> **Aim**
Which lines hold the word "Relative"? Copy each one.

> **Data shown**
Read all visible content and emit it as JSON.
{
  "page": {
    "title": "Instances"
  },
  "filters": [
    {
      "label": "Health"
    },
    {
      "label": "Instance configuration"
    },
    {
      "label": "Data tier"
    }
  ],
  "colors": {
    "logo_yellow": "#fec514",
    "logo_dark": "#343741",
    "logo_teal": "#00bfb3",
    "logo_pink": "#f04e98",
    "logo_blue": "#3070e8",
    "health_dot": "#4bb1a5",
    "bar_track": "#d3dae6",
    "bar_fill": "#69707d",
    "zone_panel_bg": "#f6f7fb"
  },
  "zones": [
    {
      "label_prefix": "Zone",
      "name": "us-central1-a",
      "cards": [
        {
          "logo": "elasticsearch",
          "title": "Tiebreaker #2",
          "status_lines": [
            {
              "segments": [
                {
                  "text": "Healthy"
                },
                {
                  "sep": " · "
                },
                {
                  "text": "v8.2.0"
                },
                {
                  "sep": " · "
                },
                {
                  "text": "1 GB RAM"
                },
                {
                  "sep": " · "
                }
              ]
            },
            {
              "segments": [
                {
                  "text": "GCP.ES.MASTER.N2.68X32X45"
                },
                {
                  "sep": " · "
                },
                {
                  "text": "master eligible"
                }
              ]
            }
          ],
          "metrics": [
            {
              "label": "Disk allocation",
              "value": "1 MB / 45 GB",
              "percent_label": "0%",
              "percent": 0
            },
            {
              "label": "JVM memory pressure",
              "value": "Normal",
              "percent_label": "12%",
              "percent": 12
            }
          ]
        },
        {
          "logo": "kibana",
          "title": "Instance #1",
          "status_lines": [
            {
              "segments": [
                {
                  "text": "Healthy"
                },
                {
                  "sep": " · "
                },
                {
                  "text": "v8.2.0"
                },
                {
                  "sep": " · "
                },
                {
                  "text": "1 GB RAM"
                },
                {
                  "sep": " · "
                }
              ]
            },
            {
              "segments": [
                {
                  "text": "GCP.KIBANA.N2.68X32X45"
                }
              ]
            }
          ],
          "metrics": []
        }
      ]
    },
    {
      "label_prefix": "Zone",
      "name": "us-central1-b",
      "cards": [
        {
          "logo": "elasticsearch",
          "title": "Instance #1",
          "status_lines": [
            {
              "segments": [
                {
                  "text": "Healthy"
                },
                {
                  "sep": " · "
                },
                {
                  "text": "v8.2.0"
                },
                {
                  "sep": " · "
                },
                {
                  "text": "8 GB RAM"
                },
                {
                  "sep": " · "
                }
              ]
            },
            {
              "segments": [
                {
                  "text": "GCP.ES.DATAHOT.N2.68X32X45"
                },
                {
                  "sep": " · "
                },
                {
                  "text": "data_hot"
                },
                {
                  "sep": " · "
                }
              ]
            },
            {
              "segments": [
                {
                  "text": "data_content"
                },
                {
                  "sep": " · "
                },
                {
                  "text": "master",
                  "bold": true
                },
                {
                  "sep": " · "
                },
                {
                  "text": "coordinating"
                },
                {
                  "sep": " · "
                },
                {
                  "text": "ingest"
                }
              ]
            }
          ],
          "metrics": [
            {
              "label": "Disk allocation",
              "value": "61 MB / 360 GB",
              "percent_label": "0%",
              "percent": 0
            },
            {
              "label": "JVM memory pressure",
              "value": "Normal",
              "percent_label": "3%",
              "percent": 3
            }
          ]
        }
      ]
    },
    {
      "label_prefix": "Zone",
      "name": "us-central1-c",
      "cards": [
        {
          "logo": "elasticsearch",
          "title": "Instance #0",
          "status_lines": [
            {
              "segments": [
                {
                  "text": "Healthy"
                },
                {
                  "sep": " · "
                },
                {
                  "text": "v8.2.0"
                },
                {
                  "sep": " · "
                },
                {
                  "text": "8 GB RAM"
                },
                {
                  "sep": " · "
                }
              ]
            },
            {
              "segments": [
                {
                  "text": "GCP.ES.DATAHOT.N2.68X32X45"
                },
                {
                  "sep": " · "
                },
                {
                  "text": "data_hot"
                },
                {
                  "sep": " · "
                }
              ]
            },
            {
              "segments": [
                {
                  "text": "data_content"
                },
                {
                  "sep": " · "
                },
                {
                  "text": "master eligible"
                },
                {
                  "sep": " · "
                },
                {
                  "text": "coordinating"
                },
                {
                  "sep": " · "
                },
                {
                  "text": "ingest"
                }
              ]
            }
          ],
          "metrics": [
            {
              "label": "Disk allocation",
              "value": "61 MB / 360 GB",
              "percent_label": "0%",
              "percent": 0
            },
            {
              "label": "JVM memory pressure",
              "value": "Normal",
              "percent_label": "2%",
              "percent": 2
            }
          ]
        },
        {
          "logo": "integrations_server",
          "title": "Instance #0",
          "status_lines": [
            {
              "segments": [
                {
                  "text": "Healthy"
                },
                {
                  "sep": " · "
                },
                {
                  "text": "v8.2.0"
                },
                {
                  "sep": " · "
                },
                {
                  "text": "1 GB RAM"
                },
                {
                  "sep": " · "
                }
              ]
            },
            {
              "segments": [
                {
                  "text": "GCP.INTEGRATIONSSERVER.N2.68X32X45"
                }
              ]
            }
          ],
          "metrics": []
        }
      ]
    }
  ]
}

==

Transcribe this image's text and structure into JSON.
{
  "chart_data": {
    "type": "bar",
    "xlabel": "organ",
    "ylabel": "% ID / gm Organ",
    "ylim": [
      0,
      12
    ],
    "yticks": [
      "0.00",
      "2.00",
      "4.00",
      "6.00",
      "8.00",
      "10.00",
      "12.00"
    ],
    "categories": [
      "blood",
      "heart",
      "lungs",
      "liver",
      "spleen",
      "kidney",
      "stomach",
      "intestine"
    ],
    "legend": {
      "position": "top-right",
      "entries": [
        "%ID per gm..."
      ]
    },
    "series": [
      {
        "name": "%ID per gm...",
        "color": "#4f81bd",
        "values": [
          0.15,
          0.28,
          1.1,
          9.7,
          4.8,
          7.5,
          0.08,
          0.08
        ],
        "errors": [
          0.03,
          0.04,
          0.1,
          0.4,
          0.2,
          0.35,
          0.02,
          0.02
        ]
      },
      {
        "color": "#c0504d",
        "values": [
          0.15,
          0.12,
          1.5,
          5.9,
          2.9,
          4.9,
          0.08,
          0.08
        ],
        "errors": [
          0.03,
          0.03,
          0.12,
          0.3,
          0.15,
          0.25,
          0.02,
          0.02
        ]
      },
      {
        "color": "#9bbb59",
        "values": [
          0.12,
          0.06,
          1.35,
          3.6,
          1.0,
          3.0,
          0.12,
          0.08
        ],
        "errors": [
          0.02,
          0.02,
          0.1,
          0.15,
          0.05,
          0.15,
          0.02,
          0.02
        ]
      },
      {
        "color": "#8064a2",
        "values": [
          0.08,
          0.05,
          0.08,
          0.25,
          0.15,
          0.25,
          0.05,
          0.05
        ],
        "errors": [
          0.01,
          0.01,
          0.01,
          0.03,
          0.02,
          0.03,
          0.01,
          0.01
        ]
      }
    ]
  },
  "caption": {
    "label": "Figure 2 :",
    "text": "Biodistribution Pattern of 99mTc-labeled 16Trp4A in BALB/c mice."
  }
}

* * *

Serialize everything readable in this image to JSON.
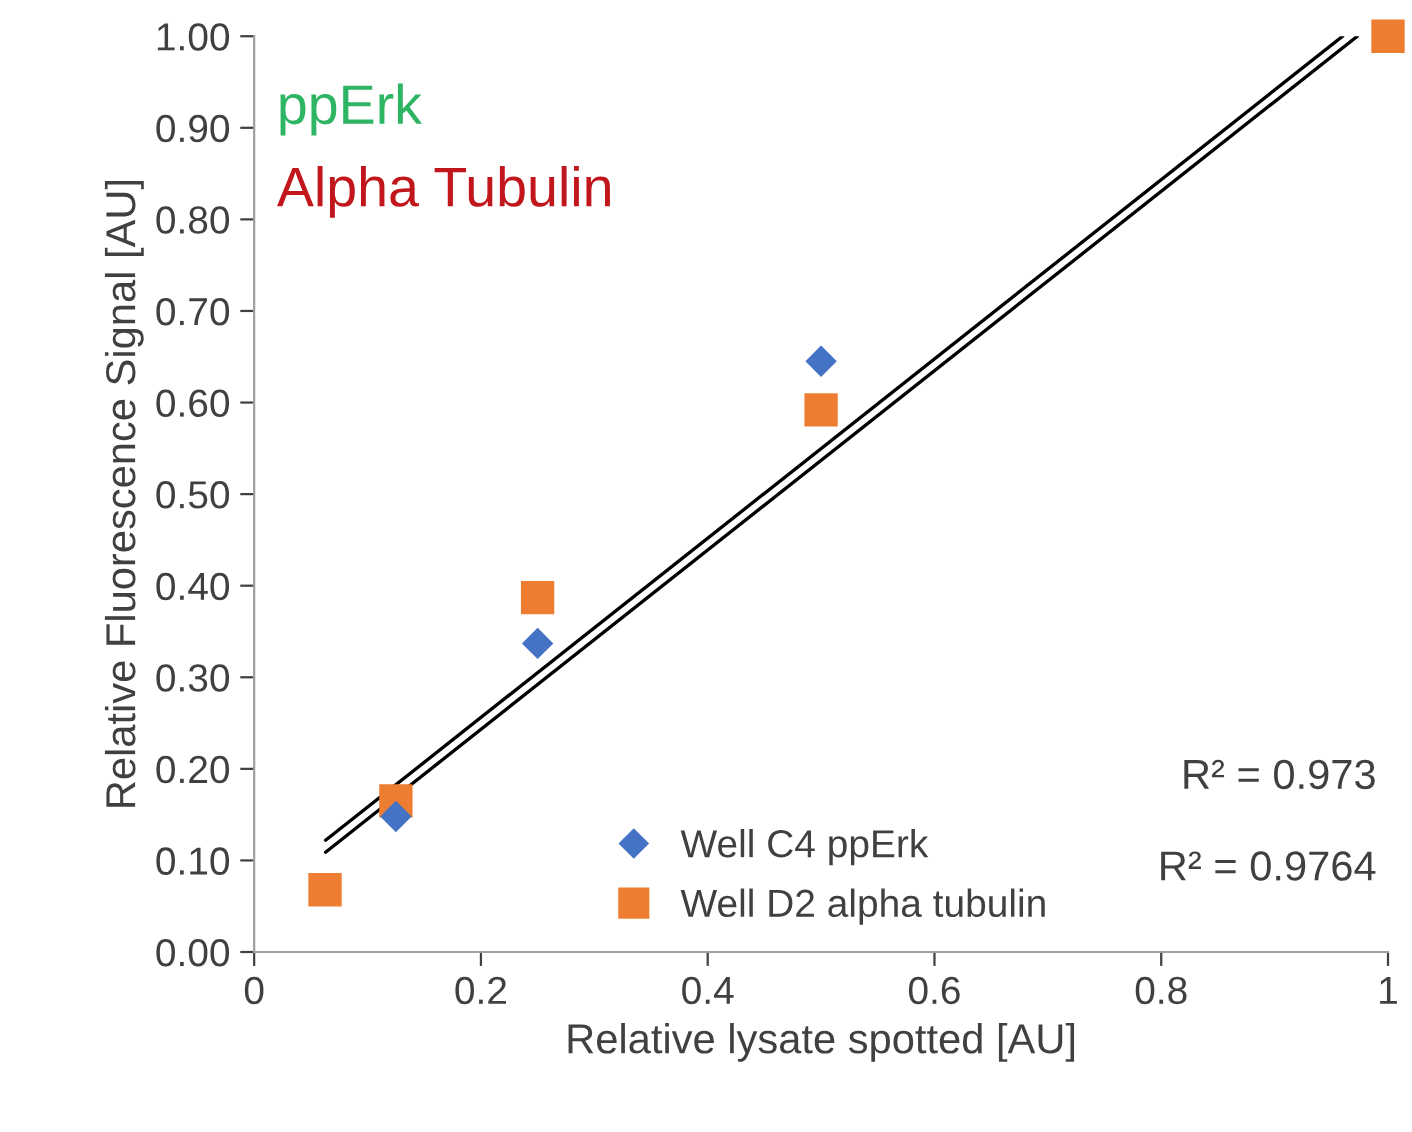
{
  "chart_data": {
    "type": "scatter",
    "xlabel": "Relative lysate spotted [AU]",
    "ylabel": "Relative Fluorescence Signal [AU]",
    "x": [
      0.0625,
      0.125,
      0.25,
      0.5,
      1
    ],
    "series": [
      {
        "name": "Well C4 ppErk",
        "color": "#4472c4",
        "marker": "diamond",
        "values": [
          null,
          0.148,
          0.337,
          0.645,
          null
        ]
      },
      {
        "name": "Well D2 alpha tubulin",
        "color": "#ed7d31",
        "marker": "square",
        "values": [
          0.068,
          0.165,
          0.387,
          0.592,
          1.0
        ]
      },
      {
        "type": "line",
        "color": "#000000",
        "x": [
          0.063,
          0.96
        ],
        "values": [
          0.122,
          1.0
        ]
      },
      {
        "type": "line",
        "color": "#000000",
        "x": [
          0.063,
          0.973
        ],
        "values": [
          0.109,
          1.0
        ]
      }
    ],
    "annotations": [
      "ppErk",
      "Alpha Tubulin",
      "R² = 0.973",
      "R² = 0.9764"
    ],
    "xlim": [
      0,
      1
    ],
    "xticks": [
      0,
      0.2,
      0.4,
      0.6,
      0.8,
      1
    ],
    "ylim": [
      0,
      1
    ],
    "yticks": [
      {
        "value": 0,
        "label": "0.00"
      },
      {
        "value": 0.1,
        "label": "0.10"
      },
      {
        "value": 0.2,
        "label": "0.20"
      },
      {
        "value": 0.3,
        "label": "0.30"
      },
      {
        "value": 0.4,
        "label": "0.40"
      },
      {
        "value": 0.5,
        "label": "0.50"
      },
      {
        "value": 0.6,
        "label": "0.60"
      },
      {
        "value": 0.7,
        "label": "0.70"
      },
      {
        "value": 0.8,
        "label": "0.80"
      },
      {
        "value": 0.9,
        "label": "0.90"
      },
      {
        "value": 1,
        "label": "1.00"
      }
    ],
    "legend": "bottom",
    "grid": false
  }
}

> **Answer to this problem**
    "xlabel": "Relative lysate spotted [AU]",
    "ylabel": "Relative Fluorescence Signal [AU]",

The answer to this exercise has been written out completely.